Task brief:
Which phases does the infrastructure guide list for Grio's hybrid multi-phase architecture? Give each one by its number and name.

Excerpt:
• • •

Infrastructure & Deployment Guide

Grio AI Education Platform

Internal Technical Document for Dev Team & DevOps

1. Infrastructure Strategy

Hybrid Multi-Phase Architecture

Grio uses a hybrid infrastructure model optimized for African education contexts, balancing cost, sovereignty, and scalability.

Phase 1: Cloud Foundation (Hetzner) - Entry point for all new deployments - Hetzner Cloud (Germany/Finland) for backend, DB, AI workloads - CX/CPX instances: ~10-30 EUR/month, fast provisioning - Rationale: GDPR-compliant, no vendor lock-in, 50% cost vs AWS, sovereign data - Geographic selection: EU default, on-demand region expansion

Phase 2: Edge Layer (Regional) - Uganda-based edge servers (pilot phase) - Local curriculum cache, session storage, API response layer - Schools/district hubs with intermittent connectivity - Sync mechanisms: daily/weekly to central, real-time when available

Phase 3: On-Premises (Ministry/Government) - Fully country-controlled infrastructure - Rack servers in national data center + school clusters - K3s enables seamless transition from cloud/edge to on-prem - Database replication, offline-first architecture

Why Hetzner?

• • •

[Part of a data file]
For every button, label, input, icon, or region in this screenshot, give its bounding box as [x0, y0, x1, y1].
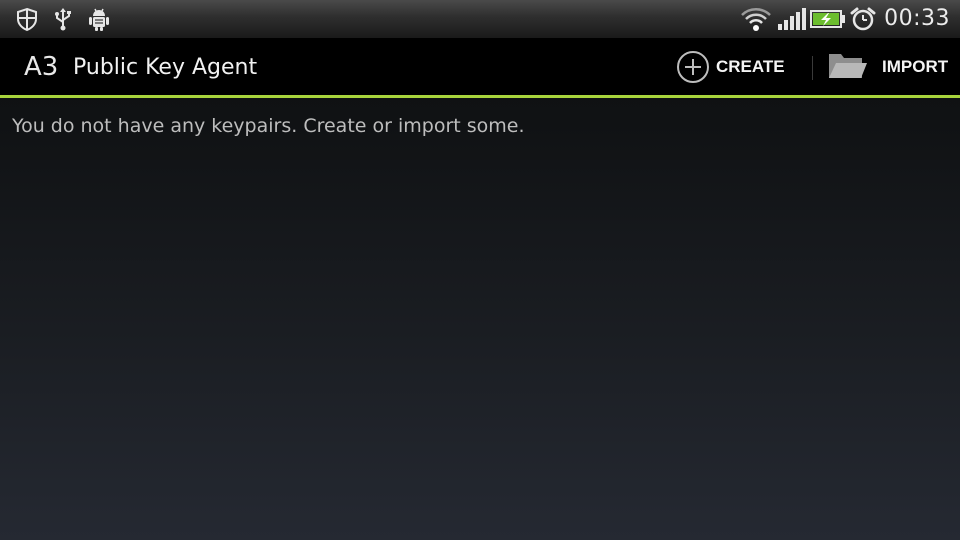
- folder-open-icon: [826, 50, 868, 84]
- alarm-clock-icon: [849, 6, 877, 32]
- action-bar-accent-line: [0, 95, 960, 98]
- status-time: 00:33: [884, 6, 950, 31]
- signal-icon: [776, 6, 806, 32]
- action-divider: [812, 56, 813, 80]
- android-debug-icon: [86, 6, 112, 32]
- create-button[interactable]: CREATE: [676, 38, 810, 95]
- usb-icon: [50, 6, 76, 32]
- app-logo: A3: [24, 52, 59, 82]
- action-bar: A3 Public Key Agent CREATE IMPORT: [0, 38, 960, 95]
- wifi-icon: [739, 6, 773, 32]
- import-button[interactable]: IMPORT: [822, 38, 960, 95]
- battery-charging-icon: [810, 6, 846, 32]
- shield-icon: [14, 6, 40, 32]
- import-label: IMPORT: [882, 56, 949, 76]
- empty-state-message: You do not have any keypairs. Create or …: [12, 115, 525, 137]
- create-label: CREATE: [716, 56, 785, 76]
- status-bar: 00:33: [0, 0, 960, 38]
- add-circle-icon: [676, 50, 710, 84]
- screen: 00:33 A3 Public Key Agent CREATE IMPORT …: [0, 0, 960, 540]
- app-title: Public Key Agent: [73, 55, 258, 80]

• • •

Completed exercise:
- Phase 1: Cloud Foundation (Hetzner)
- Phase 2: Edge Layer (Regional)
- Phase 3: On-Premises (Ministry/Government)